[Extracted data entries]

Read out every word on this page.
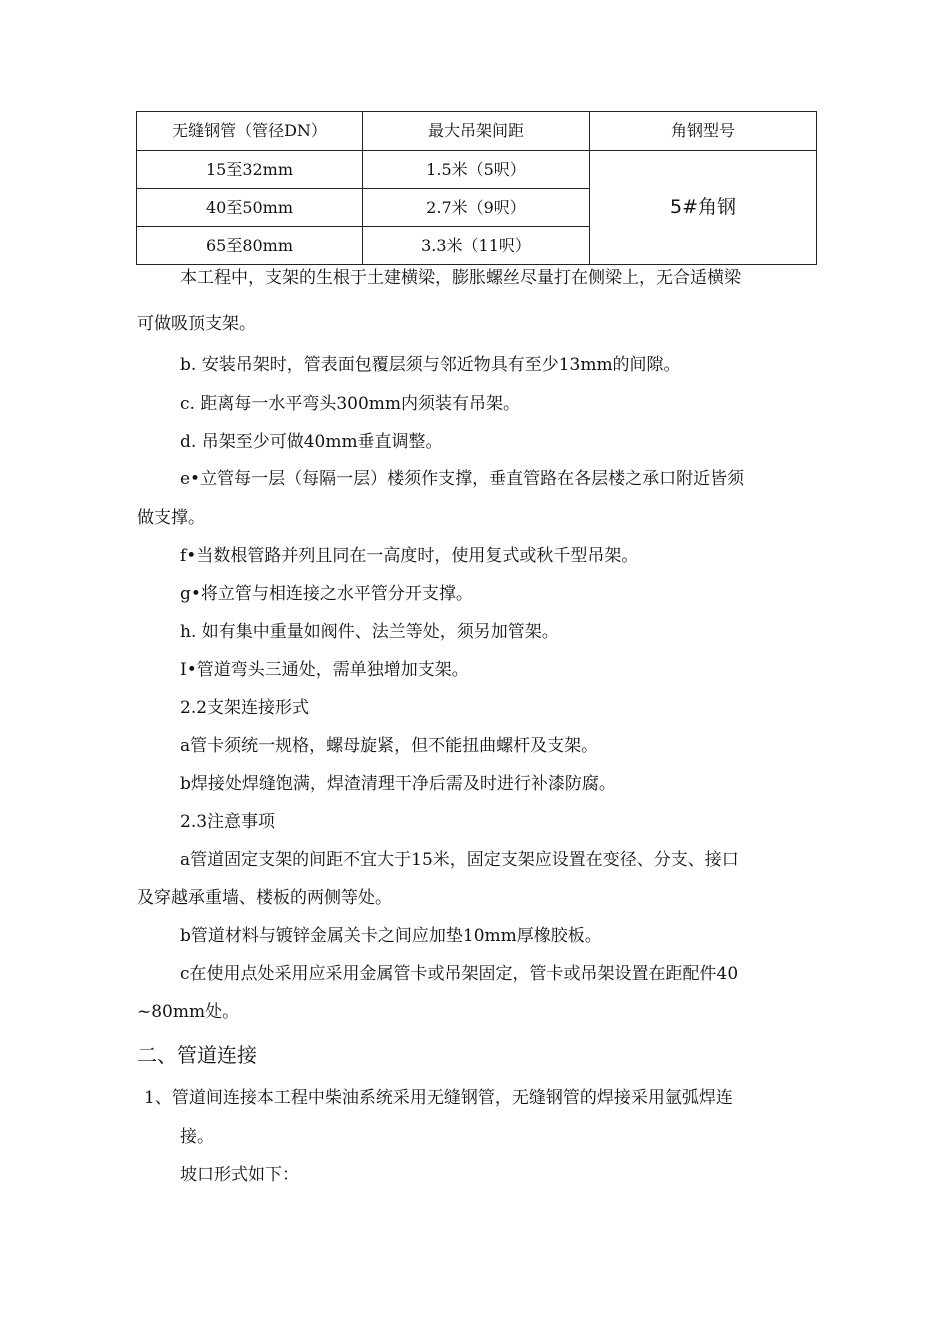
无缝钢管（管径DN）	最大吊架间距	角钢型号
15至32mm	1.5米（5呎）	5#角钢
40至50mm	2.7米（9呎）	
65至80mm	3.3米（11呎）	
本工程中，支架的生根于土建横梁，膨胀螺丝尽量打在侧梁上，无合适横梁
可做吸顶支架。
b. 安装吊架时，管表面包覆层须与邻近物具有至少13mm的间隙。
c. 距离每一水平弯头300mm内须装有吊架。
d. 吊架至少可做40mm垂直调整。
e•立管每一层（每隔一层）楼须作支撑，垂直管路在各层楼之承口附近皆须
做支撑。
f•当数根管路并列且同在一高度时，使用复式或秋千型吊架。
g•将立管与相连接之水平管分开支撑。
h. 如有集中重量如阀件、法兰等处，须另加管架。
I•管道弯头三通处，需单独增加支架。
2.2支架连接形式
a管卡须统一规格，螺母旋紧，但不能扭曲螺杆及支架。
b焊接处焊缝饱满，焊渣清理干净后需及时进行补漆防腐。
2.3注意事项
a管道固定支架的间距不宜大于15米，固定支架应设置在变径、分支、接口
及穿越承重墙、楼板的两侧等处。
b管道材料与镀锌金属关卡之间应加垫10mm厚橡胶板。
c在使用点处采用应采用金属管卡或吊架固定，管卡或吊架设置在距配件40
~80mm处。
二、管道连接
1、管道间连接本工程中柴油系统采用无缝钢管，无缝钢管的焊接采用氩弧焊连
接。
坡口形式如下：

● Given exercise:
Using the records above, retype everything exactly except the pictures.

● Output for this task:
Read out every word on this page.
无缝钢管（管径DN）	最大吊架间距	角钢型号
15至32mm	1.5米（5呎）	5#角钢
40至50mm	2.7米（9呎）	
65至80mm	3.3米（11呎）	
本工程中，支架的生根于土建横梁，膨胀螺丝尽量打在侧梁上，无合适横梁
可做吸顶支架。
b. 安装吊架时，管表面包覆层须与邻近物具有至少13mm的间隙。
c. 距离每一水平弯头300mm内须装有吊架。
d. 吊架至少可做40mm垂直调整。
e•立管每一层（每隔一层）楼须作支撑，垂直管路在各层楼之承口附近皆须
做支撑。
f•当数根管路并列且同在一高度时，使用复式或秋千型吊架。
g•将立管与相连接之水平管分开支撑。
h. 如有集中重量如阀件、法兰等处，须另加管架。
I•管道弯头三通处，需单独增加支架。
2.2支架连接形式
a管卡须统一规格，螺母旋紧，但不能扭曲螺杆及支架。
b焊接处焊缝饱满，焊渣清理干净后需及时进行补漆防腐。
2.3注意事项
a管道固定支架的间距不宜大于15米，固定支架应设置在变径、分支、接口
及穿越承重墙、楼板的两侧等处。
b管道材料与镀锌金属关卡之间应加垫10mm厚橡胶板。
c在使用点处采用应采用金属管卡或吊架固定，管卡或吊架设置在距配件40
~80mm处。
二、管道连接
1、管道间连接本工程中柴油系统采用无缝钢管，无缝钢管的焊接采用氩弧焊连
接。
坡口形式如下：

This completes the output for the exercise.